■ TASK INSTRUCTIONS ■
Search the data below for "渔翁信息技术股份有限公司"; list each line that holds it.

::::::::::

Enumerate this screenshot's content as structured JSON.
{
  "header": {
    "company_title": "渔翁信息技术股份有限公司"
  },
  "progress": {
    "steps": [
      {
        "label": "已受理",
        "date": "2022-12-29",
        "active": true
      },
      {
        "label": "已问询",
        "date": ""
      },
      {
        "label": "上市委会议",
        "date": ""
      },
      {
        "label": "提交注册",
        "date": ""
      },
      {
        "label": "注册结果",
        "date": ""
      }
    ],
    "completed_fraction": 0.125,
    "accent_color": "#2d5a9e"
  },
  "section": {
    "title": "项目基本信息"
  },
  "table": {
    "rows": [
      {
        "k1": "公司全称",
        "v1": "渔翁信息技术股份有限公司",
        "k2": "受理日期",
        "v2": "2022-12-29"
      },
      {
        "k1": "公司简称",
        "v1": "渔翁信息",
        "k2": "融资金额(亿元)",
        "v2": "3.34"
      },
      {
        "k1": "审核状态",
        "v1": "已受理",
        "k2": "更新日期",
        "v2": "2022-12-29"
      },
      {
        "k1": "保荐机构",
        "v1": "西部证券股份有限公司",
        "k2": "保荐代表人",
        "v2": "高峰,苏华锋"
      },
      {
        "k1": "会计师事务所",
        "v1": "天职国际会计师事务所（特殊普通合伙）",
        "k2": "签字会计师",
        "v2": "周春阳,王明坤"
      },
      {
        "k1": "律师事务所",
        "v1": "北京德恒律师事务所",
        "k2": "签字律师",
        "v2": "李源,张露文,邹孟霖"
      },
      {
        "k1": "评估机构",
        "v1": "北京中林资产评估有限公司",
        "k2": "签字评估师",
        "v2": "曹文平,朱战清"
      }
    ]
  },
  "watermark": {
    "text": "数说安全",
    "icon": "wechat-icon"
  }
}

::::::::::

■ RESPONSE TO THIS TASK ■
    "company_title": "渔翁信息技术股份有限公司"
        "v1": "渔翁信息技术股份有限公司",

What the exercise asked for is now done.